====== Given data

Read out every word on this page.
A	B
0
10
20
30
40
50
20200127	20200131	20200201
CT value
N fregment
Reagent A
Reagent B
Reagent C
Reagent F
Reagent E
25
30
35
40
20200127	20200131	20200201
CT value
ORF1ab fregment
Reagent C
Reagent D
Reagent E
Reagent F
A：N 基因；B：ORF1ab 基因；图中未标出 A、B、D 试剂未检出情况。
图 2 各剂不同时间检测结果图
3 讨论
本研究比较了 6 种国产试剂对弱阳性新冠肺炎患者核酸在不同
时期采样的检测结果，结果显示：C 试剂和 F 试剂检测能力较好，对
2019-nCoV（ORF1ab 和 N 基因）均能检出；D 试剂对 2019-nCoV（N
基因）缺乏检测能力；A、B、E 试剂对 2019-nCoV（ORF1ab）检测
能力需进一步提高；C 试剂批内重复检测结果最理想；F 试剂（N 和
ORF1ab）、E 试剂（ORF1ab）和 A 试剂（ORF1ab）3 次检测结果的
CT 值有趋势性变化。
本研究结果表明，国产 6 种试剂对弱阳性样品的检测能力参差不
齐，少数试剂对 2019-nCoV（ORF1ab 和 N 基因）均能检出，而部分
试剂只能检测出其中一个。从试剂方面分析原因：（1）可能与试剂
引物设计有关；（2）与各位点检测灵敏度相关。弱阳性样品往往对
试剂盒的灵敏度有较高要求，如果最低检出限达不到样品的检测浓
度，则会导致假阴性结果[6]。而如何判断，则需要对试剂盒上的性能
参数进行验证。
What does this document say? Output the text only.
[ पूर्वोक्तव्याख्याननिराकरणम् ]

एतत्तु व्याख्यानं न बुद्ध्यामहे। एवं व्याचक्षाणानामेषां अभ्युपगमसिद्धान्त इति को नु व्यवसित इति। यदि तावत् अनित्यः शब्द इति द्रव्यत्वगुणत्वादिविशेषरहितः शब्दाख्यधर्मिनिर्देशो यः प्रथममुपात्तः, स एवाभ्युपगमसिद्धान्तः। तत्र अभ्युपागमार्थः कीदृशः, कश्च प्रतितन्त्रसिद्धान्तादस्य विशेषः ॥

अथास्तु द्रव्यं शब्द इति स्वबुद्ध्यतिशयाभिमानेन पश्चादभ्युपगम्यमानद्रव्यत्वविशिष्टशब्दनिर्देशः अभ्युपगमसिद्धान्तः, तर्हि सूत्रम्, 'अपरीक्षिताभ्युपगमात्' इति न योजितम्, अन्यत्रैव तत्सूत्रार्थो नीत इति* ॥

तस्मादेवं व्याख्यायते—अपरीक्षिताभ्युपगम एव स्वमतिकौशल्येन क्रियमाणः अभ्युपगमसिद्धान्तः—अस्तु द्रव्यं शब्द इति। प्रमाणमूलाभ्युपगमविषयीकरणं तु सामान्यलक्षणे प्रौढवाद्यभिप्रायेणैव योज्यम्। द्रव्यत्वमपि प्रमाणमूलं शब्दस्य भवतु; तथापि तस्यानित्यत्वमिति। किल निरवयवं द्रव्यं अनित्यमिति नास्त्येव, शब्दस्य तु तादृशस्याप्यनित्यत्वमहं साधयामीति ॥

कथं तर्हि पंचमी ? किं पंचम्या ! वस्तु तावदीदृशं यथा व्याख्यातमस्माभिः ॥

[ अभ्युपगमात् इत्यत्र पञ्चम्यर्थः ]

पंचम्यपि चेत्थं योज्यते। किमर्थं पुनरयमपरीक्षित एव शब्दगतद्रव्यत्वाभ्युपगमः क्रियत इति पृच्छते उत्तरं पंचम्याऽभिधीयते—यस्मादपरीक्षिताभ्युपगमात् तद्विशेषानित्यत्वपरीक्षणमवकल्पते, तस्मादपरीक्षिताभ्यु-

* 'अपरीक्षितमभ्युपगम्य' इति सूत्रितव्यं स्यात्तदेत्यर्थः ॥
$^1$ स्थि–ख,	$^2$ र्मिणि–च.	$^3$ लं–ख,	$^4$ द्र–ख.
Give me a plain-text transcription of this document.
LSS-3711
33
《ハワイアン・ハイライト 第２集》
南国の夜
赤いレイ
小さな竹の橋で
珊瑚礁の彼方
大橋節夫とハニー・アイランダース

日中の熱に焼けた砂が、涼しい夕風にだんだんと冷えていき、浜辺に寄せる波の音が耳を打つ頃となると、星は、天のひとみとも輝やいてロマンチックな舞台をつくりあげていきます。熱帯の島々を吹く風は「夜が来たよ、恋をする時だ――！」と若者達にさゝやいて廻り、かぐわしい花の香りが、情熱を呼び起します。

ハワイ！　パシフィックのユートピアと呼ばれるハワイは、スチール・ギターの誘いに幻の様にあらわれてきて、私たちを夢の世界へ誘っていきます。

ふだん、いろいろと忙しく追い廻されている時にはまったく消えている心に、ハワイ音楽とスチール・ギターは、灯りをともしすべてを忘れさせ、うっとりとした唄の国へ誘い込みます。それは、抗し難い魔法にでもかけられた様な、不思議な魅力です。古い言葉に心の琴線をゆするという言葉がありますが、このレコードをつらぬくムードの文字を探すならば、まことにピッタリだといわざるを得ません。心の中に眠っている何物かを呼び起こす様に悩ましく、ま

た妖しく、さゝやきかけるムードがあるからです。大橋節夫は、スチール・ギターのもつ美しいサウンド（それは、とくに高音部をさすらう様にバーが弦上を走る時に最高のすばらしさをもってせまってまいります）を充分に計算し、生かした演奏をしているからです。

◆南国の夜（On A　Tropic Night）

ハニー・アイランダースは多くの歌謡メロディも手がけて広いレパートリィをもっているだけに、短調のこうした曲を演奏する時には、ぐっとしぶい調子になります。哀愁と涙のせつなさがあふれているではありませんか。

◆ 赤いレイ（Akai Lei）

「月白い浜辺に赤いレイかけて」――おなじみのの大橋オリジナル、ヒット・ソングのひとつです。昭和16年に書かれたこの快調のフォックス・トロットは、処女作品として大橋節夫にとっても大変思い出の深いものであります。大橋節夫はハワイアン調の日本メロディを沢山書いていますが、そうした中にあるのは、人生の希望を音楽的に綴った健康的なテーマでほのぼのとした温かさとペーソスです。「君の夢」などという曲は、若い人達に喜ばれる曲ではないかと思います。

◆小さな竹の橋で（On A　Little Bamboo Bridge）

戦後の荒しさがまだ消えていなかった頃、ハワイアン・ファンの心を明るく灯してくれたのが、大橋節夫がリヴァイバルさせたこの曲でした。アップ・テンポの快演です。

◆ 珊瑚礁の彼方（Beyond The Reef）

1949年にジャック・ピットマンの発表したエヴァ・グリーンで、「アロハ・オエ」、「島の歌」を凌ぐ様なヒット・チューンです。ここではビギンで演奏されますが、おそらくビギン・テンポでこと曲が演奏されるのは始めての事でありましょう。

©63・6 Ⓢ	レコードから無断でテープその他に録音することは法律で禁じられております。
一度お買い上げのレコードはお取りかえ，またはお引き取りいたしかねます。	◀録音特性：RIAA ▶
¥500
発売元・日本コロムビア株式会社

============

Short exercise -> Give an exact copy of all the data shown above.

Task solution ->
Read out every word on this page.
A	B
0
10
20
30
40
50
20200127	20200131	20200201
CT value
N fregment
Reagent A
Reagent B
Reagent C
Reagent F
Reagent E
25
30
35
40
20200127	20200131	20200201
CT value
ORF1ab fregment
Reagent C
Reagent D
Reagent E
Reagent F
A：N 基因；B：ORF1ab 基因；图中未标出 A、B、D 试剂未检出情况。
图 2 各剂不同时间检测结果图
3 讨论
本研究比较了 6 种国产试剂对弱阳性新冠肺炎患者核酸在不同
时期采样的检测结果，结果显示：C 试剂和 F 试剂检测能力较好，对
2019-nCoV（ORF1ab 和 N 基因）均能检出；D 试剂对 2019-nCoV（N
基因）缺乏检测能力；A、B、E 试剂对 2019-nCoV（ORF1ab）检测
能力需进一步提高；C 试剂批内重复检测结果最理想；F 试剂（N 和
ORF1ab）、E 试剂（ORF1ab）和 A 试剂（ORF1ab）3 次检测结果的
CT 值有趋势性变化。
本研究结果表明，国产 6 种试剂对弱阳性样品的检测能力参差不
齐，少数试剂对 2019-nCoV（ORF1ab 和 N 基因）均能检出，而部分
试剂只能检测出其中一个。从试剂方面分析原因：（1）可能与试剂
引物设计有关；（2）与各位点检测灵敏度相关。弱阳性样品往往对
试剂盒的灵敏度有较高要求，如果最低检出限达不到样品的检测浓
度，则会导致假阴性结果[6]。而如何判断，则需要对试剂盒上的性能
参数进行验证。
What does this document say? Output the text only.
[ पूर्वोक्तव्याख्याननिराकरणम् ]

एतत्तु व्याख्यानं न बुद्ध्यामहे। एवं व्याचक्षाणानामेषां अभ्युपगमसिद्धान्त इति को नु व्यवसित इति। यदि तावत् अनित्यः शब्द इति द्रव्यत्वगुणत्वादिविशेषरहितः शब्दाख्यधर्मिनिर्देशो यः प्रथममुपात्तः, स एवाभ्युपगमसिद्धान्तः। तत्र अभ्युपागमार्थः कीदृशः, कश्च प्रतितन्त्रसिद्धान्तादस्य विशेषः ॥

अथास्तु द्रव्यं शब्द इति स्वबुद्ध्यतिशयाभिमानेन पश्चादभ्युपगम्यमानद्रव्यत्वविशिष्टशब्दनिर्देशः अभ्युपगमसिद्धान्तः, तर्हि सूत्रम्, 'अपरीक्षिताभ्युपगमात्' इति न योजितम्, अन्यत्रैव तत्सूत्रार्थो नीत इति* ॥

तस्मादेवं व्याख्यायते—अपरीक्षिताभ्युपगम एव स्वमतिकौशल्येन क्रियमाणः अभ्युपगमसिद्धान्तः—अस्तु द्रव्यं शब्द इति। प्रमाणमूलाभ्युपगमविषयीकरणं तु सामान्यलक्षणे प्रौढवाद्यभिप्रायेणैव योज्यम्। द्रव्यत्वमपि प्रमाणमूलं शब्दस्य भवतु; तथापि तस्यानित्यत्वमिति। किल निरवयवं द्रव्यं अनित्यमिति नास्त्येव, शब्दस्य तु तादृशस्याप्यनित्यत्वमहं साधयामीति ॥

कथं तर्हि पंचमी ? किं पंचम्या ! वस्तु तावदीदृशं यथा व्याख्यातमस्माभिः ॥

[ अभ्युपगमात् इत्यत्र पञ्चम्यर्थः ]

पंचम्यपि चेत्थं योज्यते। किमर्थं पुनरयमपरीक्षित एव शब्दगतद्रव्यत्वाभ्युपगमः क्रियत इति पृच्छते उत्तरं पंचम्याऽभिधीयते—यस्मादपरीक्षिताभ्युपगमात् तद्विशेषानित्यत्वपरीक्षणमवकल्पते, तस्मादपरीक्षिताभ्यु-

* 'अपरीक्षितमभ्युपगम्य' इति सूत्रितव्यं स्यात्तदेत्यर्थः ॥
$^1$ स्थि–ख,	$^2$ र्मिणि–च.	$^3$ लं–ख,	$^4$ द्र–ख.
Give me a plain-text transcription of this document.
LSS-3711
33
《ハワイアン・ハイライト 第２集》
南国の夜
赤いレイ
小さな竹の橋で
珊瑚礁の彼方
大橋節夫とハニー・アイランダース

日中の熱に焼けた砂が、涼しい夕風にだんだんと冷えていき、浜辺に寄せる波の音が耳を打つ頃となると、星は、天のひとみとも輝やいてロマンチックな舞台をつくりあげていきます。熱帯の島々を吹く風は「夜が来たよ、恋をする時だ――！」と若者達にさゝやいて廻り、かぐわしい花の香りが、情熱を呼び起します。

ハワイ！　パシフィックのユートピアと呼ばれるハワイは、スチール・ギターの誘いに幻の様にあらわれてきて、私たちを夢の世界へ誘っていきます。

ふだん、いろいろと忙しく追い廻されている時にはまったく消えている心に、ハワイ音楽とスチール・ギターは、灯りをともしすべてを忘れさせ、うっとりとした唄の国へ誘い込みます。それは、抗し難い魔法にでもかけられた様な、不思議な魅力です。古い言葉に心の琴線をゆするという言葉がありますが、このレコードをつらぬくムードの文字を探すならば、まことにピッタリだといわざるを得ません。心の中に眠っている何物かを呼び起こす様に悩ましく、ま

た妖しく、さゝやきかけるムードがあるからです。大橋節夫は、スチール・ギターのもつ美しいサウンド（それは、とくに高音部をさすらう様にバーが弦上を走る時に最高のすばらしさをもってせまってまいります）を充分に計算し、生かした演奏をしているからです。

◆南国の夜（On A　Tropic Night）

ハニー・アイランダースは多くの歌謡メロディも手がけて広いレパートリィをもっているだけに、短調のこうした曲を演奏する時には、ぐっとしぶい調子になります。哀愁と涙のせつなさがあふれているではありませんか。

◆ 赤いレイ（Akai Lei）

「月白い浜辺に赤いレイかけて」――おなじみのの大橋オリジナル、ヒット・ソングのひとつです。昭和16年に書かれたこの快調のフォックス・トロットは、処女作品として大橋節夫にとっても大変思い出の深いものであります。大橋節夫はハワイアン調の日本メロディを沢山書いていますが、そうした中にあるのは、人生の希望を音楽的に綴った健康的なテーマでほのぼのとした温かさとペーソスです。「君の夢」などという曲は、若い人達に喜ばれる曲ではないかと思います。

◆小さな竹の橋で（On A　Little Bamboo Bridge）

戦後の荒しさがまだ消えていなかった頃、ハワイアン・ファンの心を明るく灯してくれたのが、大橋節夫がリヴァイバルさせたこの曲でした。アップ・テンポの快演です。

◆ 珊瑚礁の彼方（Beyond The Reef）

1949年にジャック・ピットマンの発表したエヴァ・グリーンで、「アロハ・オエ」、「島の歌」を凌ぐ様なヒット・チューンです。ここではビギンで演奏されますが、おそらくビギン・テンポでこと曲が演奏されるのは始めての事でありましょう。

©63・6 Ⓢ	レコードから無断でテープその他に録音することは法律で禁じられております。
一度お買い上げのレコードはお取りかえ，またはお引き取りいたしかねます。	◀録音特性：RIAA ▶
¥500
発売元・日本コロムビア株式会社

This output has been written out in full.